■ **Problem requirements**:
List each line of the data that holds the string "Aimee".

■ **Dataset records**:
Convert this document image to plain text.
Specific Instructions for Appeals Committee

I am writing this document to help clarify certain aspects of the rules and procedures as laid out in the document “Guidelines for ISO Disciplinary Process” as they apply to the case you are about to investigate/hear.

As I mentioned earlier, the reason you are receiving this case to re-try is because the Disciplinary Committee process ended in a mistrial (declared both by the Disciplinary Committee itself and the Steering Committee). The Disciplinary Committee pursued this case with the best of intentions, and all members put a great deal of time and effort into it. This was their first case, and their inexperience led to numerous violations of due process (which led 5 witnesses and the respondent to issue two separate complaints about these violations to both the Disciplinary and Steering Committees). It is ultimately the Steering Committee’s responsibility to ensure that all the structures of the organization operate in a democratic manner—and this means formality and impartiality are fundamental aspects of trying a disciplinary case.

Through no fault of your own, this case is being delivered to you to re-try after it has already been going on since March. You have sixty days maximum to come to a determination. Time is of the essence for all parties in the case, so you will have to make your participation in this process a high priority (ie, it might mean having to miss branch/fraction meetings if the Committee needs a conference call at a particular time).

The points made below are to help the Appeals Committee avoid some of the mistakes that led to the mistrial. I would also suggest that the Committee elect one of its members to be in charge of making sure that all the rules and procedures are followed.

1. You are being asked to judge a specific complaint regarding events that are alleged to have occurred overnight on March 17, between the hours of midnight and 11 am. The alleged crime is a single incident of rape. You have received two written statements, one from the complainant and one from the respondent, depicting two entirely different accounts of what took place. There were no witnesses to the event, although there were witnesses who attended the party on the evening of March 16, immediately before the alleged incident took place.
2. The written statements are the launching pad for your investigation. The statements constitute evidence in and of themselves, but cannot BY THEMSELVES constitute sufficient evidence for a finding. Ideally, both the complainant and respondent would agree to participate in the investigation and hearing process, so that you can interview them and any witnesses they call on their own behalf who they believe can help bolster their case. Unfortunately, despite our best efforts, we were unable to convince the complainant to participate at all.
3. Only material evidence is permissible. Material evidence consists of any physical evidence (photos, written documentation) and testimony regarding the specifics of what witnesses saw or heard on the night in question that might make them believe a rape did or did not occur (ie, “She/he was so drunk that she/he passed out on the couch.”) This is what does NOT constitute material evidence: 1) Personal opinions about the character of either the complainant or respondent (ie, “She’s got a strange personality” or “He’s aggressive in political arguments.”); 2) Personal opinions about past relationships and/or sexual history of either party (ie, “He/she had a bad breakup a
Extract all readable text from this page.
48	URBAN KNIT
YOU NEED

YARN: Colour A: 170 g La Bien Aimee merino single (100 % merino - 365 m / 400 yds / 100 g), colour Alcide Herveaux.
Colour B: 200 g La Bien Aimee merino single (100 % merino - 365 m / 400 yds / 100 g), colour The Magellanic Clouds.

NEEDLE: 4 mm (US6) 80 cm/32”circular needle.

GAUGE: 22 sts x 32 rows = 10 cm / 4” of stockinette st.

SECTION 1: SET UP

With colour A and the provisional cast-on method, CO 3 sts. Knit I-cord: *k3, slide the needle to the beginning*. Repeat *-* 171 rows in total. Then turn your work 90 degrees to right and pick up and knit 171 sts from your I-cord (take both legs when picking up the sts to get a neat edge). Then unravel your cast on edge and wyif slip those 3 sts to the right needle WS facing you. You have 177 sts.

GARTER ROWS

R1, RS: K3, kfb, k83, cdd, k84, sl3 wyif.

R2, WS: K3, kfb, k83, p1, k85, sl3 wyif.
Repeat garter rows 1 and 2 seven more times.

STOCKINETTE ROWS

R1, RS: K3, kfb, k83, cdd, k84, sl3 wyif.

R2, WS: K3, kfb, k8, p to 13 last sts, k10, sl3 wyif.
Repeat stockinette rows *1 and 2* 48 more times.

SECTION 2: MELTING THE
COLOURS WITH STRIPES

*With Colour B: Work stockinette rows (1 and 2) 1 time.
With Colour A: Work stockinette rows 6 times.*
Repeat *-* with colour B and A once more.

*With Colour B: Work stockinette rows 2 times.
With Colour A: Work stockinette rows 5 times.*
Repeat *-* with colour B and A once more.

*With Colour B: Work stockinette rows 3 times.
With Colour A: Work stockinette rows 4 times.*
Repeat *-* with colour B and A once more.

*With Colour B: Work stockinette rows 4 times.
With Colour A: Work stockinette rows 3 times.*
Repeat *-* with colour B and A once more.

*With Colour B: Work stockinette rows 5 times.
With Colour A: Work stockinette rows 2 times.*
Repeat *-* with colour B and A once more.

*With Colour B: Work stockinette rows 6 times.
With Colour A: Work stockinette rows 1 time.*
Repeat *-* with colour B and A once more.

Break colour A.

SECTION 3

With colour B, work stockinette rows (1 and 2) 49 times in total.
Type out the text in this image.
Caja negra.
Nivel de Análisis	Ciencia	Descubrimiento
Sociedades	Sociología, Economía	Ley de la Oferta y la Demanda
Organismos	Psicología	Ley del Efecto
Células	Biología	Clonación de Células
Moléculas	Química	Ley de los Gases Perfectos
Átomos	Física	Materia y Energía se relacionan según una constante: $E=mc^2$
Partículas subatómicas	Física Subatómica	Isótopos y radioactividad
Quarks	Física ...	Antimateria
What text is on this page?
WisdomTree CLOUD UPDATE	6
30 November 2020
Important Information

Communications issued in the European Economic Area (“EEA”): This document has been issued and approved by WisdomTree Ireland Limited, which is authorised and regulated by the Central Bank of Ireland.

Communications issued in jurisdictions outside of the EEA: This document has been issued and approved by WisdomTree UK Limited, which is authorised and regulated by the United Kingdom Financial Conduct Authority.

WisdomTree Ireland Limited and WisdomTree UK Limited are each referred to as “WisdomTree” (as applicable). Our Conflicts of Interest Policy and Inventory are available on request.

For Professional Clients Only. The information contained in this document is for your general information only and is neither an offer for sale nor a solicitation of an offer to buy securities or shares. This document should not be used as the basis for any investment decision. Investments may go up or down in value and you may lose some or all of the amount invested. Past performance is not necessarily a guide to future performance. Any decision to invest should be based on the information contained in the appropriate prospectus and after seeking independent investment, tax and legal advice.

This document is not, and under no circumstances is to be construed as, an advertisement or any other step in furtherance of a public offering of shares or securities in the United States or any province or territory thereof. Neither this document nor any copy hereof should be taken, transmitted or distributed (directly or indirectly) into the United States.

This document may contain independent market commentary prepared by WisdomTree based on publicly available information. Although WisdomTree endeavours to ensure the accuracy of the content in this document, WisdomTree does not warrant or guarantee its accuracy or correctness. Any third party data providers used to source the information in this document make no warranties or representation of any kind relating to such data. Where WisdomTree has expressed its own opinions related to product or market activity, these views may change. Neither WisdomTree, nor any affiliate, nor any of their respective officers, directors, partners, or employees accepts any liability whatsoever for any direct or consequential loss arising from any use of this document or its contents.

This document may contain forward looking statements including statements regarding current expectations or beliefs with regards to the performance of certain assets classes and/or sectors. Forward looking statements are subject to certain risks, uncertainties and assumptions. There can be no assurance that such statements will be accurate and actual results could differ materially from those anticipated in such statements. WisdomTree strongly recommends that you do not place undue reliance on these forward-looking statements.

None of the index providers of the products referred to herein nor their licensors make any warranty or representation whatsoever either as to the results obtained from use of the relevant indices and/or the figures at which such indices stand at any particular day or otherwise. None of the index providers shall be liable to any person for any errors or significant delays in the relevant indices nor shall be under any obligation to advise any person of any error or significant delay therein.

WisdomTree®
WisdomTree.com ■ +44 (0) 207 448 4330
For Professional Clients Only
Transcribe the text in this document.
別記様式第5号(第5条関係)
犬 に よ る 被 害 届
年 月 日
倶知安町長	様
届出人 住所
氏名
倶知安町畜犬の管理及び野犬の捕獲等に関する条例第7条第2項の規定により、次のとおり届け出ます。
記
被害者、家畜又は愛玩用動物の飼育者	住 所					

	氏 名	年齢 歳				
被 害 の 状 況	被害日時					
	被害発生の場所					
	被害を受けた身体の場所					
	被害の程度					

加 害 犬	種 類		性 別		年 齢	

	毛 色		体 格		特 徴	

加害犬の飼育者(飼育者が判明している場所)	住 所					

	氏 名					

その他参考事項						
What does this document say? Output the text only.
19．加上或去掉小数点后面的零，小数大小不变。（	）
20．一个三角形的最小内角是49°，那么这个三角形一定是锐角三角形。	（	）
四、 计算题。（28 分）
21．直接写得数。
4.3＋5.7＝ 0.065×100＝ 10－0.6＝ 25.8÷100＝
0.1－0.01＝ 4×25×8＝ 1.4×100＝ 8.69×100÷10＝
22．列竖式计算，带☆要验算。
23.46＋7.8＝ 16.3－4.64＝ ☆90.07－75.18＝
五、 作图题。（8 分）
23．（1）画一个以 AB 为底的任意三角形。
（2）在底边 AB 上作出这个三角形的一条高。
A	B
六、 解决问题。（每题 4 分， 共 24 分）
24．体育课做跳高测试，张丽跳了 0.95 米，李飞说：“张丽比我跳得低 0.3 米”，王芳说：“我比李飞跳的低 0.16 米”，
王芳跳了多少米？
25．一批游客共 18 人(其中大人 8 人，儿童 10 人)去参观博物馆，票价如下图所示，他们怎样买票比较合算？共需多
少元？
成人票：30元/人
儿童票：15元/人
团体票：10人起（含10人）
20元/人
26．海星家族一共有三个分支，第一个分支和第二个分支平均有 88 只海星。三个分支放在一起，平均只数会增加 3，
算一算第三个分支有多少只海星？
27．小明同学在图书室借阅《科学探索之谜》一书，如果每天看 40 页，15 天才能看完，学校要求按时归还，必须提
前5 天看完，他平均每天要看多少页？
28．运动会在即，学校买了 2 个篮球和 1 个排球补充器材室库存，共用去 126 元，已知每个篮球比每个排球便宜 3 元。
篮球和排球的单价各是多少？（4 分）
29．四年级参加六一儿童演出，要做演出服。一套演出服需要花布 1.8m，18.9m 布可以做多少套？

■ **Solution to this task**:
YARN: Colour A: 170 g La Bien Aimee merino single (100 % merino - 365 m / 400 yds / 100 g), colour Alcide Herveaux.
Colour B: 200 g La Bien Aimee merino single (100 % merino - 365 m / 400 yds / 100 g), colour The Magellanic Clouds.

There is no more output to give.